A unos cuantos días de las elecciones en los estados de México y Coahuila, la salud democrática de la República se agrava.

A las irresponsabilidades políticas, institucionales y personales del Presidente al no acatar decisiones judiciales que revierten las suyas por inconstitucionales, se le ha sumado una cadena de descalificaciones contra los Ministros de la Corte y del Poder Judicial en su conjunto y, recientemente, el titular del Ejecutivo ha acusado al máximo órgano de control constitucional, de “operar un golpe de estado técnico” contra él.

Es delicadísima una declaración de este calibre porque coloca al país al borde de una crisis institucional, además que revela el carácter golpista del primer mandatario, su talante autoritario.

He venido señalando reiteradamente, desde hace años en este espacio, el riesgo de la instauración de una dictadura en México. No pocos me expresaron que era una exageración. Pero la amenaza de dictadura no solo ha asomado las orejas, sino que ya está presente, de cuerpo entero.

Tarea 1: Reproduce el fragmento del texto sobre la salud democrática en México que va desde "A las irresponsabilidades" hasta "de cuerpo entero.".
Tarea 2: Por favor, continúa el texto sobre la salud democrática en México a partir de su última oración.

Datos proporcionados:
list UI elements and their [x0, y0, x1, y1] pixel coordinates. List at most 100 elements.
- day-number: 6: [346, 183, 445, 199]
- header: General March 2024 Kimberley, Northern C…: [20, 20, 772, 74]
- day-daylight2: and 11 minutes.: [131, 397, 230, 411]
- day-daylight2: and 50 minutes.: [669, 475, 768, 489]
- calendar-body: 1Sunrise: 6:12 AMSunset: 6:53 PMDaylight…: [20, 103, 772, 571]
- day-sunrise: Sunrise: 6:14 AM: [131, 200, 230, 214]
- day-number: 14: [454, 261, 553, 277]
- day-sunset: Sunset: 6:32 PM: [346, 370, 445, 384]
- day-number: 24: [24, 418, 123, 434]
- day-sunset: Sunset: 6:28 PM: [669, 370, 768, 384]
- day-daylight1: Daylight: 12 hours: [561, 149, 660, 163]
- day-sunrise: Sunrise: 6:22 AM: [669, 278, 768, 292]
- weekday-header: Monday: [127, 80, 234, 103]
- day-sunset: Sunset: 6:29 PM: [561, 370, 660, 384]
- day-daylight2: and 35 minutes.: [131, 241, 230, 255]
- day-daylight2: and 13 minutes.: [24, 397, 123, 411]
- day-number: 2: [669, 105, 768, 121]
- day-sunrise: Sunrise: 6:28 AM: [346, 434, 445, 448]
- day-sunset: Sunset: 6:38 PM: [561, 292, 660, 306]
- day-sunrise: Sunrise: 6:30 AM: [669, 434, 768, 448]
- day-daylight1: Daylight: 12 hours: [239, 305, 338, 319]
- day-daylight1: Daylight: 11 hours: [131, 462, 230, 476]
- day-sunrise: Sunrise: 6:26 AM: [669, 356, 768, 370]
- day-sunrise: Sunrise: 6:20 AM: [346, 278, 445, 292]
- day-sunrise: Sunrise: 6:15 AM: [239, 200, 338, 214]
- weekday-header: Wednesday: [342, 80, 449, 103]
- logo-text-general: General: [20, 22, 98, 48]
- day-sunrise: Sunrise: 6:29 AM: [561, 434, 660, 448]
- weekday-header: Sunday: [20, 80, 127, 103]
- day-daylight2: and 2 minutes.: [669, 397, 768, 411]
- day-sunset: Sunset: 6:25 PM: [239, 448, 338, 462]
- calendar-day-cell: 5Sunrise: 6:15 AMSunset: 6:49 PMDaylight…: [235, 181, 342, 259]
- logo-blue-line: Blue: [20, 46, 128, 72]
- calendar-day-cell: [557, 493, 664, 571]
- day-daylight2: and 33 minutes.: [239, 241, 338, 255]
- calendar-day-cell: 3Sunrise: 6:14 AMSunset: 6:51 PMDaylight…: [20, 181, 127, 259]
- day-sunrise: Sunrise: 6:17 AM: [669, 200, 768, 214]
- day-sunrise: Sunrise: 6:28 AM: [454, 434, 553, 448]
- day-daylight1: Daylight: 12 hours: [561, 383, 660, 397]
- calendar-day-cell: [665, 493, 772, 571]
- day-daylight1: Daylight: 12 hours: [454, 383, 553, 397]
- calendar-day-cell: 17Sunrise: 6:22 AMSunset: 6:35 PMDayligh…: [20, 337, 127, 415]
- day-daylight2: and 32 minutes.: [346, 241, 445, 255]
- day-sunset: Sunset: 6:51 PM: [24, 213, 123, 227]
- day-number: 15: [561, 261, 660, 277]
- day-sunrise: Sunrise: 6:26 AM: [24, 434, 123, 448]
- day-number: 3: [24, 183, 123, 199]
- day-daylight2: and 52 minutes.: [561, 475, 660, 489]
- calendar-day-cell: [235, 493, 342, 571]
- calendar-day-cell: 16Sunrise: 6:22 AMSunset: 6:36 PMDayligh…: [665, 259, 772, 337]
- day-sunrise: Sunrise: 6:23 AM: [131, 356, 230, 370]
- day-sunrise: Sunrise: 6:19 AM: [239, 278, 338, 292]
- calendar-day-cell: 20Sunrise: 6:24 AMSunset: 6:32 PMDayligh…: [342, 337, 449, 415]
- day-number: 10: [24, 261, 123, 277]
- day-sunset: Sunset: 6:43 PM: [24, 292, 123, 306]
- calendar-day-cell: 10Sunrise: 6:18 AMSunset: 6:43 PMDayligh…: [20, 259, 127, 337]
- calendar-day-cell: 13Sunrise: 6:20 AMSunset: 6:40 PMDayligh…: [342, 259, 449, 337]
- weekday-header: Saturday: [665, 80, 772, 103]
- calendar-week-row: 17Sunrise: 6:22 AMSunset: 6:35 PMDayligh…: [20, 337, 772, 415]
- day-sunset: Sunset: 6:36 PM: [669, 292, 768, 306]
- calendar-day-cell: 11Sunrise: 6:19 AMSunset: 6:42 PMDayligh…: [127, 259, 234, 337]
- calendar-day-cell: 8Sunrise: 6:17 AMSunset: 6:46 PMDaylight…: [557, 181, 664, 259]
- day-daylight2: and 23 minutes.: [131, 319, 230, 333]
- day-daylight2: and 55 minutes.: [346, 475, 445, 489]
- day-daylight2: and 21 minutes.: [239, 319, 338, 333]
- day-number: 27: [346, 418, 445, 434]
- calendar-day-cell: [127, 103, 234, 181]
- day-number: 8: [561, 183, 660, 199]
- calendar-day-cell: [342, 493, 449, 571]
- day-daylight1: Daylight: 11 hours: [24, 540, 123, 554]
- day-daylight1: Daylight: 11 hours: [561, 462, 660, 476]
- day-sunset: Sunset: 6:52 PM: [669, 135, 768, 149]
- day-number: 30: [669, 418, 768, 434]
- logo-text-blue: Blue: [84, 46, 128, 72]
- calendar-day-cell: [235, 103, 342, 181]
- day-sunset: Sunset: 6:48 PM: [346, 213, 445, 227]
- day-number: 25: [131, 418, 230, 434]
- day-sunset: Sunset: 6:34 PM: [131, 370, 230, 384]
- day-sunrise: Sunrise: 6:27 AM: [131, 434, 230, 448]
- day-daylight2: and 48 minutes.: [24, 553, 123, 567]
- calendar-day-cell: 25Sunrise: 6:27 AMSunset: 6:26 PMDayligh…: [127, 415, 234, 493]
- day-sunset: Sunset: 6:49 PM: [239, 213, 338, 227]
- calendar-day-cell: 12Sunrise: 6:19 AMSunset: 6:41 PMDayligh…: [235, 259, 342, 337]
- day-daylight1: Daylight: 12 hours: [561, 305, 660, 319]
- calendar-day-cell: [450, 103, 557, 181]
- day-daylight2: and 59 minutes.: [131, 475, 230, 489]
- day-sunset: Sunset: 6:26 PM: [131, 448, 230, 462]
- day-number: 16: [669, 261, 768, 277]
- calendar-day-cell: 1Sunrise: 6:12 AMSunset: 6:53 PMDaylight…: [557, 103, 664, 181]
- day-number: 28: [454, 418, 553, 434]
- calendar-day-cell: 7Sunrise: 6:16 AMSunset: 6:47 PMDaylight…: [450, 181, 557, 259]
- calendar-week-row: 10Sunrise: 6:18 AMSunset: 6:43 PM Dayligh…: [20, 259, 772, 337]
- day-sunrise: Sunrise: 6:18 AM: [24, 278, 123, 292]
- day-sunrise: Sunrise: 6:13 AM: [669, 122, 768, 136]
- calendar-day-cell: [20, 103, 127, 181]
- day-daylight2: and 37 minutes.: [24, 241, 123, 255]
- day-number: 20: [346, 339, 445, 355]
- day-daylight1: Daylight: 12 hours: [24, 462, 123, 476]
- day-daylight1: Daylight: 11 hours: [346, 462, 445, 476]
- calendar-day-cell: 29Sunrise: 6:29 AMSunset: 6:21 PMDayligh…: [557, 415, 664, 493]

Respuesta 1:
A las irresponsabilidades políticas, institucionales y personales del Presidente al no acatar decisiones judiciales que revierten las suyas por inconstitucionales, se le ha sumado una cadena de descalificaciones contra los Ministros de la Corte y del Poder Judicial en su conjunto y, recientemente, el titular del Ejecutivo ha acusado al máximo órgano de control constitucional, de “operar un golpe de estado técnico” contra él.

Es delicadísima una declaración de este calibre porque coloca al país al borde de una crisis institucional, además que revela el carácter golpista del primer mandatario, su talante autoritario.

He venido señalando reiteradamente, desde hace años en este espacio, el riesgo de la instauración de una dictadura en México. No pocos me expresaron que era una exageración. Pero la amenaza de dictadura no solo ha asomado las orejas, sino que ya está presente, de cuerpo entero.

Respuesta 2:
Esta última declaración contra la Corte no es mera ocurrencia discursiva en esas mañaneras, sino que obedece a una estrategia gubernamental según la cual, deben utilizarse todos los recursos al alcance del oficialismo para detener a sus adversarios políticos, “a los conservadores”, acusándolos —de antemano— hasta de pretender provocar acciones violentas para desestabilizar al país, “ya que, dicen, la violencia siempre viene de la derecha”.

Los violadores del Estado de Derecho, los responsables de la polarización y la división, los protagonistas de los discursos de odio, los defensores de quienes asedian violentamente las instalaciones de la Corte, los que desacatan los ordenamientos judiciales, ahora se dicen “víctimas” de un “golpe de Estado técnico”.

¡El mundo al revés! Todo para justificar cualesquiera rupturas del orden institucional impulsado desde Palacio nacional. ¡A ese grado han llegado las cosas!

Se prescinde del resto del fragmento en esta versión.